What to do. In the material below, find every line with "Advanced" and pull it out.

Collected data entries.
◆ ◆ ◆
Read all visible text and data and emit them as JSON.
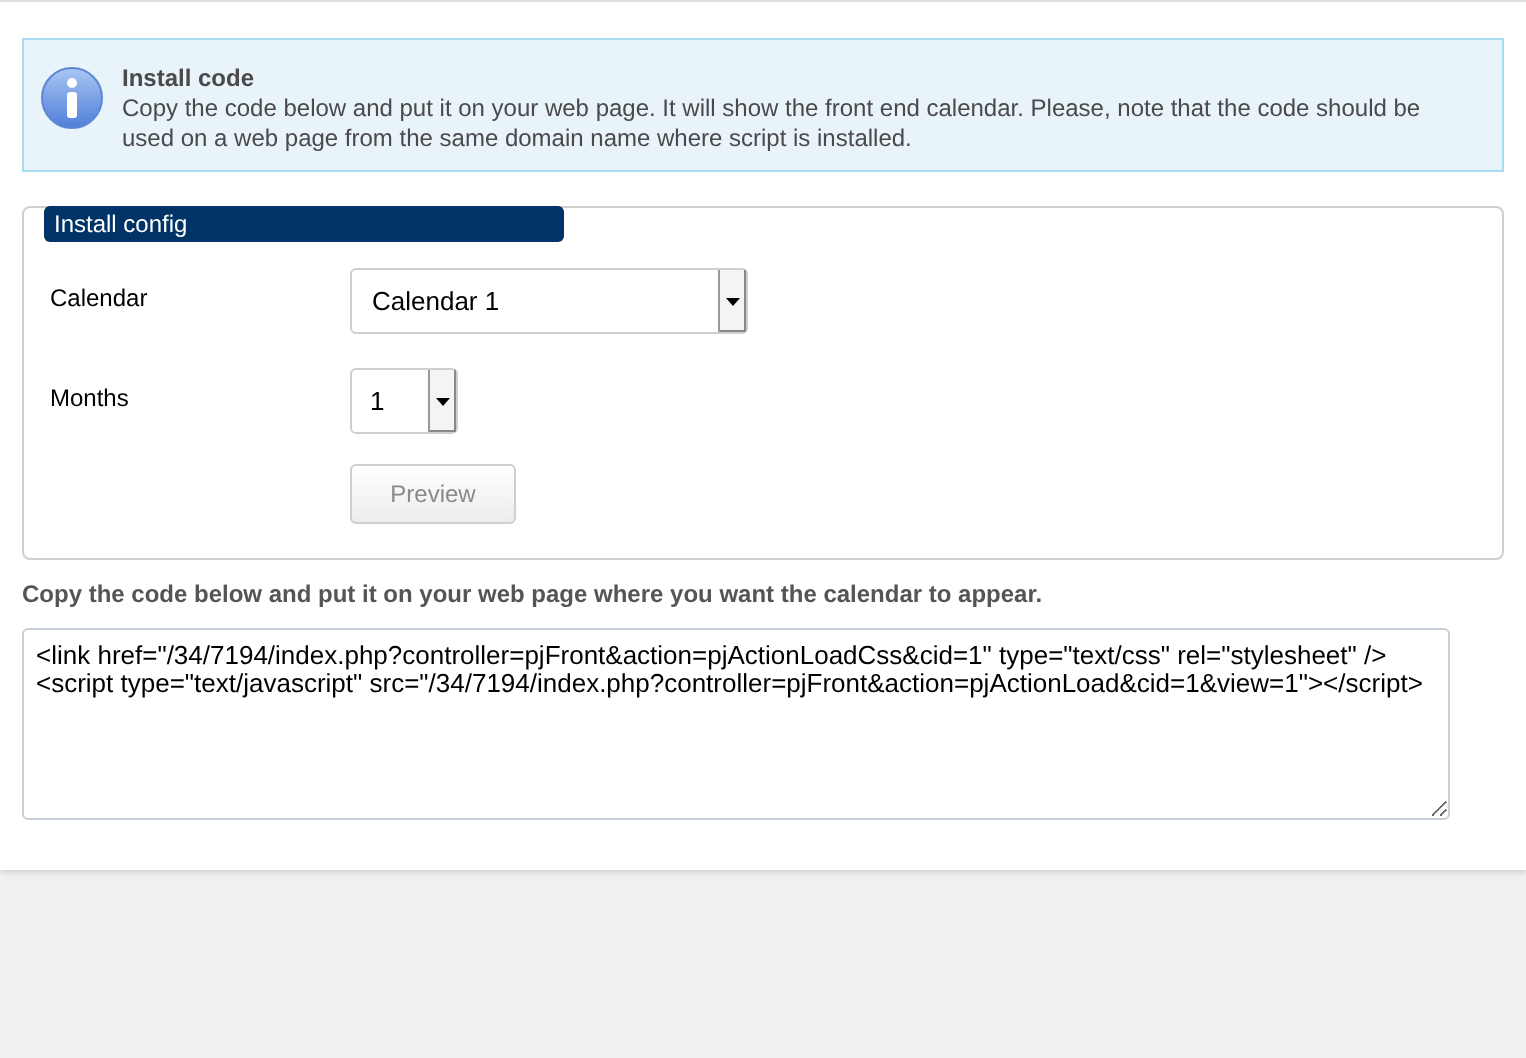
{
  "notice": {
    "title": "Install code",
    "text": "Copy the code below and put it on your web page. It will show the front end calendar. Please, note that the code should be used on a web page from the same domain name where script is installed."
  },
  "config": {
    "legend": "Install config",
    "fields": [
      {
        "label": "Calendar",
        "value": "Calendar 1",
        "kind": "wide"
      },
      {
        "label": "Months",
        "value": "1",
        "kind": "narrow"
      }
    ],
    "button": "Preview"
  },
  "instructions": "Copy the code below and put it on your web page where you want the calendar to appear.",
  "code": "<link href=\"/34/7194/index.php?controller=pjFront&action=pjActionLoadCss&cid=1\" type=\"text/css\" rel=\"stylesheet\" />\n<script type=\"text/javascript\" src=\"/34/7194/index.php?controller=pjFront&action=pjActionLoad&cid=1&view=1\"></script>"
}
◆ ◆ ◆
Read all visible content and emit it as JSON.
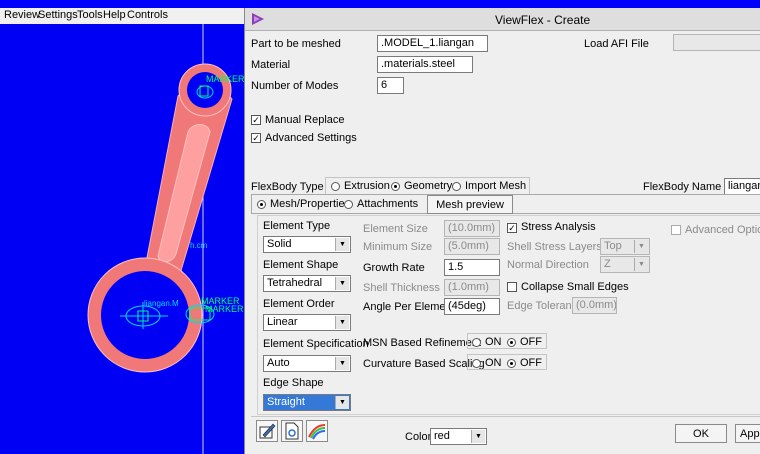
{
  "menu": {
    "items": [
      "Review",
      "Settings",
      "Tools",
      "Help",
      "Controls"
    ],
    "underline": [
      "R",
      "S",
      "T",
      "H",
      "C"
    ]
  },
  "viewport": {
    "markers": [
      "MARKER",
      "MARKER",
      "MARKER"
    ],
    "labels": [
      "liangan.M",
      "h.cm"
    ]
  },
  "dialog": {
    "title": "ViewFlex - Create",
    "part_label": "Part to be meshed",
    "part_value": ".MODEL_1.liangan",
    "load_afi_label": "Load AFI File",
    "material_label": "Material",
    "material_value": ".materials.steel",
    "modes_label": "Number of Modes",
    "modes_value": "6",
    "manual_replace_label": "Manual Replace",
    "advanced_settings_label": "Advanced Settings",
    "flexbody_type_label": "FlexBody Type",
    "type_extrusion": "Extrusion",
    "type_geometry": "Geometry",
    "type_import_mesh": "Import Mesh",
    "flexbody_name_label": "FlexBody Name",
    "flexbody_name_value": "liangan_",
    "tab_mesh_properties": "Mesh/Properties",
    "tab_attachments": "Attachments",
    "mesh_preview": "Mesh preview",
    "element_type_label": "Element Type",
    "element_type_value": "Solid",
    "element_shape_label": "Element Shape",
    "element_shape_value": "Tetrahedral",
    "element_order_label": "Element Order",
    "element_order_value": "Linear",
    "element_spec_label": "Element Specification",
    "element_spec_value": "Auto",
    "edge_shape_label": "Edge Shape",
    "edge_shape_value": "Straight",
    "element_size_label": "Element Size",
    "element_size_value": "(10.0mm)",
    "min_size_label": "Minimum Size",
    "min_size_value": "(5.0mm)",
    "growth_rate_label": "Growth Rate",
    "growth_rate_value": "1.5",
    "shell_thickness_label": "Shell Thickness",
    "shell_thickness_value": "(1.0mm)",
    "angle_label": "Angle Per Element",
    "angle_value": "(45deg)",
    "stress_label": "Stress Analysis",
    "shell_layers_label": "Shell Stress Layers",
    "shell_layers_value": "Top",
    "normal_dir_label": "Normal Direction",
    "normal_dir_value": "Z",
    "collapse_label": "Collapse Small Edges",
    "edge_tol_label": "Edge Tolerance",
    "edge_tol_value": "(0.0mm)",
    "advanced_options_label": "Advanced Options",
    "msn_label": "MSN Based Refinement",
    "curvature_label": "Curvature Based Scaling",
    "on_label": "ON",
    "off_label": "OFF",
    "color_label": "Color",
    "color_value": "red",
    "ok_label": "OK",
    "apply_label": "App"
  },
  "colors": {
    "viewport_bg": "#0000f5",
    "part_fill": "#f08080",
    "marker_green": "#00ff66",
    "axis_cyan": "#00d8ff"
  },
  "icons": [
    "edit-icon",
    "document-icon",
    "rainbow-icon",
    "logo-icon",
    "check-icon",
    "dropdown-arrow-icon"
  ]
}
◆ ◆ ◆
Answer for the task.
    "advanced_settings_label": "Advanced Settings",
    "advanced_options_label": "Advanced Options",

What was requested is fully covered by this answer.